═══ STORED RECORDS

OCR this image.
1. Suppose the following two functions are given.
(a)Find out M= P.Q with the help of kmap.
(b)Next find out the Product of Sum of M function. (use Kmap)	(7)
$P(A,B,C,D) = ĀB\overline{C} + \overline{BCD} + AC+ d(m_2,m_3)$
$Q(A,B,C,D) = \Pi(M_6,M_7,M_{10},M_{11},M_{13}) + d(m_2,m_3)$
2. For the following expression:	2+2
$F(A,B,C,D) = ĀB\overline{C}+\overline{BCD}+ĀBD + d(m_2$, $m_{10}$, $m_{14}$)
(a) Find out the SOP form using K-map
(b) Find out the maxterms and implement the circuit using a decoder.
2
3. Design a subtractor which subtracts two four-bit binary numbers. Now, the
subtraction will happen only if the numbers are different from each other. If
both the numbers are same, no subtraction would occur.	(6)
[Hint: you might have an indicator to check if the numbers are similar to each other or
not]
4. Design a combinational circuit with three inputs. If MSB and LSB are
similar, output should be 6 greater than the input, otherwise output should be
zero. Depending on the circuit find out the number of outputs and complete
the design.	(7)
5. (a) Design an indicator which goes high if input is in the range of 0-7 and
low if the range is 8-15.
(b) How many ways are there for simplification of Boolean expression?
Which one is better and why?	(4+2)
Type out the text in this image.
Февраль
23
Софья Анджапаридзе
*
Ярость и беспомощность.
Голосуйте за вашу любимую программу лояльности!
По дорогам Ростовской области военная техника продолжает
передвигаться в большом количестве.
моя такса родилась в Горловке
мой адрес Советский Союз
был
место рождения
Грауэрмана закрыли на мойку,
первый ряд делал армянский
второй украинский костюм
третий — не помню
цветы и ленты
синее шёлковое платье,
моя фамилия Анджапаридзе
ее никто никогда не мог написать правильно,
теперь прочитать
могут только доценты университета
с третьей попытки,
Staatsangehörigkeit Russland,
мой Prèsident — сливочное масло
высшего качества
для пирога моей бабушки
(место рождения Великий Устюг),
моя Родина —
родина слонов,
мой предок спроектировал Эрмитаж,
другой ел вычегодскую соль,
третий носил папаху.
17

══════

▸ **PROMPT**
Would you copy out each line exactly as written?

▸ **RESULT OF THE EXERCISE**
OCR this image.
1. Suppose the following two functions are given.
(a)Find out M= P.Q with the help of kmap.
(b)Next find out the Product of Sum of M function. (use Kmap)	(7)
$P(A,B,C,D) = ĀB\overline{C} + \overline{BCD} + AC+ d(m_2,m_3)$
$Q(A,B,C,D) = \Pi(M_6,M_7,M_{10},M_{11},M_{13}) + d(m_2,m_3)$
2. For the following expression:	2+2
$F(A,B,C,D) = ĀB\overline{C}+\overline{BCD}+ĀBD + d(m_2$, $m_{10}$, $m_{14}$)
(a) Find out the SOP form using K-map
(b) Find out the maxterms and implement the circuit using a decoder.
2
3. Design a subtractor which subtracts two four-bit binary numbers. Now, the
subtraction will happen only if the numbers are different from each other. If
both the numbers are same, no subtraction would occur.	(6)
[Hint: you might have an indicator to check if the numbers are similar to each other or
not]
4. Design a combinational circuit with three inputs. If MSB and LSB are
similar, output should be 6 greater than the input, otherwise output should be
zero. Depending on the circuit find out the number of outputs and complete
the design.	(7)
5. (a) Design an indicator which goes high if input is in the range of 0-7 and
low if the range is 8-15.
(b) How many ways are there for simplification of Boolean expression?
Which one is better and why?	(4+2)
Type out the text in this image.
Февраль
23
Софья Анджапаридзе
*
Ярость и беспомощность.
Голосуйте за вашу любимую программу лояльности!
По дорогам Ростовской области военная техника продолжает
передвигаться в большом количестве.
моя такса родилась в Горловке
мой адрес Советский Союз
был
место рождения
Грауэрмана закрыли на мойку,
первый ряд делал армянский
второй украинский костюм
третий — не помню
цветы и ленты
синее шёлковое платье,
моя фамилия Анджапаридзе
ее никто никогда не мог написать правильно,
теперь прочитать
могут только доценты университета
с третьей попытки,
Staatsangehörigkeit Russland,
мой Prèsident — сливочное масло
высшего качества
для пирога моей бабушки
(место рождения Великий Устюг),
моя Родина —
родина слонов,
мой предок спроектировал Эрмитаж,
другой ел вычегодскую соль,
третий носил папаху.
17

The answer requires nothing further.